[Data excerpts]
[start]

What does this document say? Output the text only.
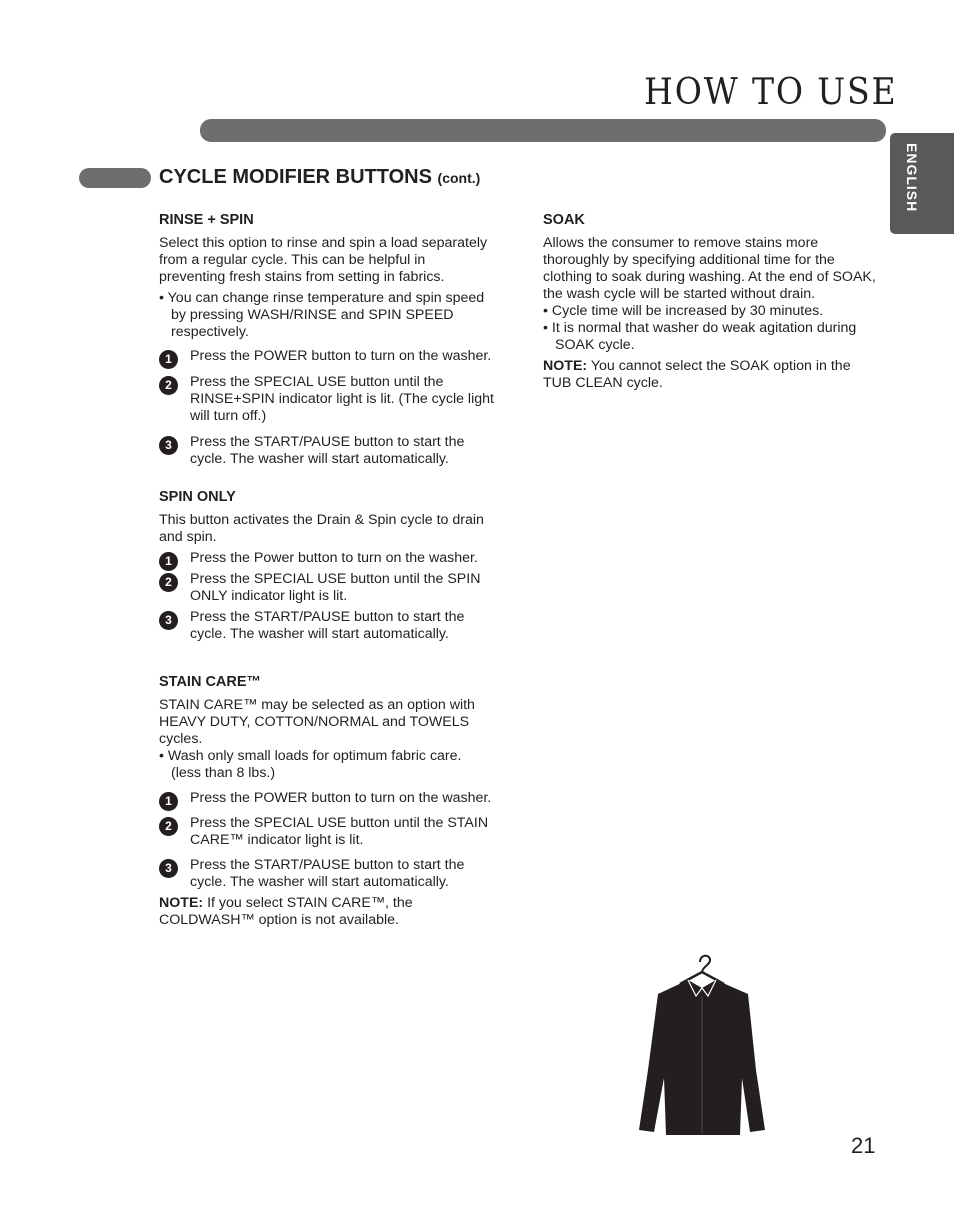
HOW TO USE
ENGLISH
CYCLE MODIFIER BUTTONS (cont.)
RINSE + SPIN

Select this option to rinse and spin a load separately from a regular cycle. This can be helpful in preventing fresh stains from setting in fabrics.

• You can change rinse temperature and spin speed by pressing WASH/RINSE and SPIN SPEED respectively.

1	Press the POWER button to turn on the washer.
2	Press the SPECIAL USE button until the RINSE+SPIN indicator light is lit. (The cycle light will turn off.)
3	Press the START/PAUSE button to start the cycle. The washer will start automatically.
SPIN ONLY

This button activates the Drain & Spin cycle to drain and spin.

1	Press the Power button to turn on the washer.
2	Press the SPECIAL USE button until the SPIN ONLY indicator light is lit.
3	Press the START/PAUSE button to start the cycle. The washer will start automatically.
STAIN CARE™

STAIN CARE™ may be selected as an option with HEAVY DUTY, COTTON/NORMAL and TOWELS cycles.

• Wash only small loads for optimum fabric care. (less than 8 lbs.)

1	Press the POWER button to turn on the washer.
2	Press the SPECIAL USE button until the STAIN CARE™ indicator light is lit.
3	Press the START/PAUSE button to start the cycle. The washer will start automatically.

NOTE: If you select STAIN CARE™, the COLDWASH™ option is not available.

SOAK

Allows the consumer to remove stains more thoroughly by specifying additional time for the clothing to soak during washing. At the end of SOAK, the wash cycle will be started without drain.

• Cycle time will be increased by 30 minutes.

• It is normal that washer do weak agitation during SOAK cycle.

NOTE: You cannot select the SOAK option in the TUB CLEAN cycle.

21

[end]
[start]

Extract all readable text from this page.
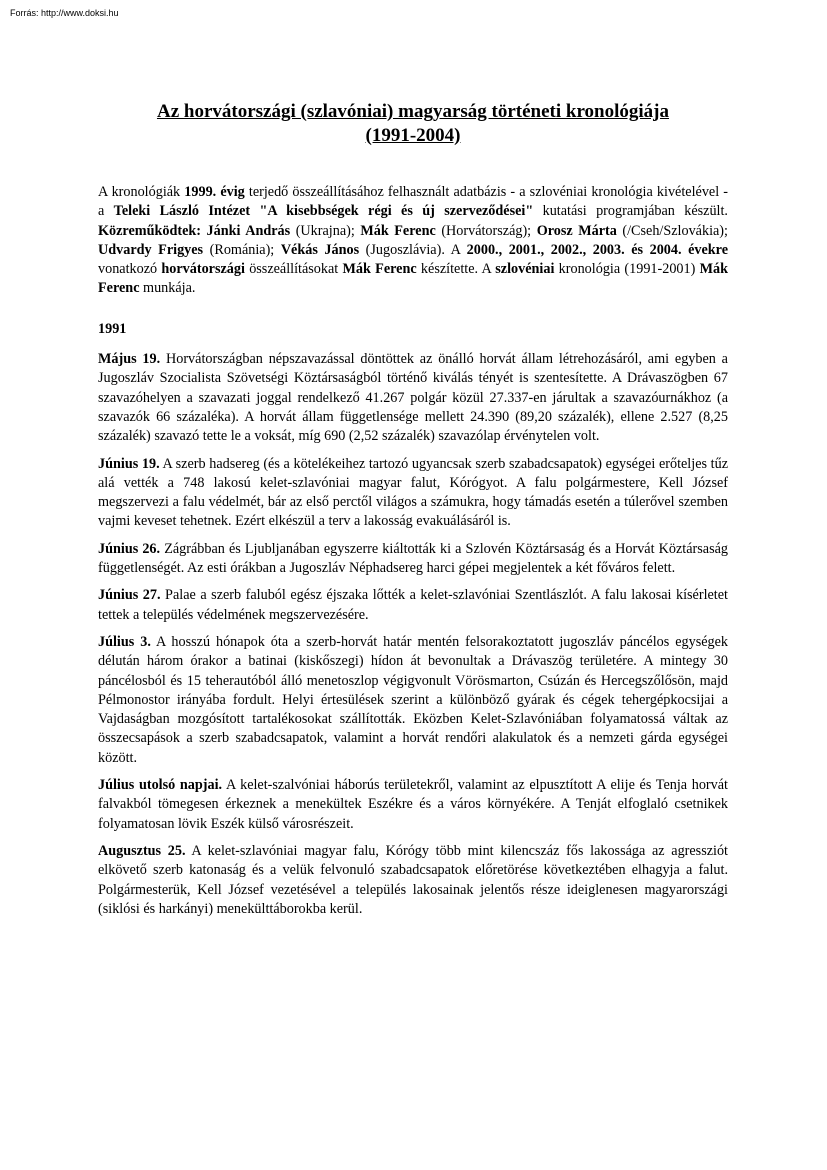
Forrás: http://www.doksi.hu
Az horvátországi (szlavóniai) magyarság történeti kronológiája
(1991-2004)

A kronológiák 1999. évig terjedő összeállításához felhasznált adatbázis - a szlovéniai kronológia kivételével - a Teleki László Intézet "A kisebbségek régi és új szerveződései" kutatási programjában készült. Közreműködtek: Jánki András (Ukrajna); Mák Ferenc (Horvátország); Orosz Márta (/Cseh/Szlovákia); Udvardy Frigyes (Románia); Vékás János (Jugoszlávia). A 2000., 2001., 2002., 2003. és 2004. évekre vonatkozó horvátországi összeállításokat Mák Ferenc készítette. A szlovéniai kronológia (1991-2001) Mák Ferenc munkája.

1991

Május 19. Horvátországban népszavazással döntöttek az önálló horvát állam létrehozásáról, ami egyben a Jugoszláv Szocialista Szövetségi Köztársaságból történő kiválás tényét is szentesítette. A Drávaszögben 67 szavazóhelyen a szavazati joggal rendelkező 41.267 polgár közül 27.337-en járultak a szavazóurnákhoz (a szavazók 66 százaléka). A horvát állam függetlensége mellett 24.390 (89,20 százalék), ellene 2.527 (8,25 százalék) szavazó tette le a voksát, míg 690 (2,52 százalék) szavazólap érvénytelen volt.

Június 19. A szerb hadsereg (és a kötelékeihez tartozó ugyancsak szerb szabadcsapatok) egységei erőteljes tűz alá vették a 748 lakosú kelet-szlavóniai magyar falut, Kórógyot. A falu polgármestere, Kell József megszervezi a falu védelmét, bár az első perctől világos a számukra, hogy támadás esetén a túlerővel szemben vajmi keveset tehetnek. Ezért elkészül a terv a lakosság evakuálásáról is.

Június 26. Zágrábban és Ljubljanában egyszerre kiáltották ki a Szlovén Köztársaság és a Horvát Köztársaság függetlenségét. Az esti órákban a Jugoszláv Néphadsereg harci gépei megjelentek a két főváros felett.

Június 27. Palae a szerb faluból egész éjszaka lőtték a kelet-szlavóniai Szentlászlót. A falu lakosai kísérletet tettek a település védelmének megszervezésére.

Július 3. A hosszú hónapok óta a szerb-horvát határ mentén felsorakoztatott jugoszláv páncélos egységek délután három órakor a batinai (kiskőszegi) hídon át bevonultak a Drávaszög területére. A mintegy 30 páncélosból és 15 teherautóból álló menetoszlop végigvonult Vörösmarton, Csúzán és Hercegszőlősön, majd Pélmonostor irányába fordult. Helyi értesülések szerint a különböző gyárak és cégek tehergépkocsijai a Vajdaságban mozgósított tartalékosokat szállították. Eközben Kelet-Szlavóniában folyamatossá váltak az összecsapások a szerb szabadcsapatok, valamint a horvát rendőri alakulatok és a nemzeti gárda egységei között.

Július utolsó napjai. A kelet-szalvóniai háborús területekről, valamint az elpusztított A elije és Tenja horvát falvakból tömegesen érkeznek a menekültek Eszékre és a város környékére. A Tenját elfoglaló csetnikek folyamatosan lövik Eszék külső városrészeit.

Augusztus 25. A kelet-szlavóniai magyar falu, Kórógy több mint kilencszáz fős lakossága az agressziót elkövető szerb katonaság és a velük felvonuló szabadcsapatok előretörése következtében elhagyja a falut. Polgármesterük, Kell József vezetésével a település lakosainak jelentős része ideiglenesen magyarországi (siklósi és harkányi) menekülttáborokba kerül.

[end]

*Work instructions*
Using the records above, say how many lines include the string "light". Only the number is wanted.

*Answer to the problem*
3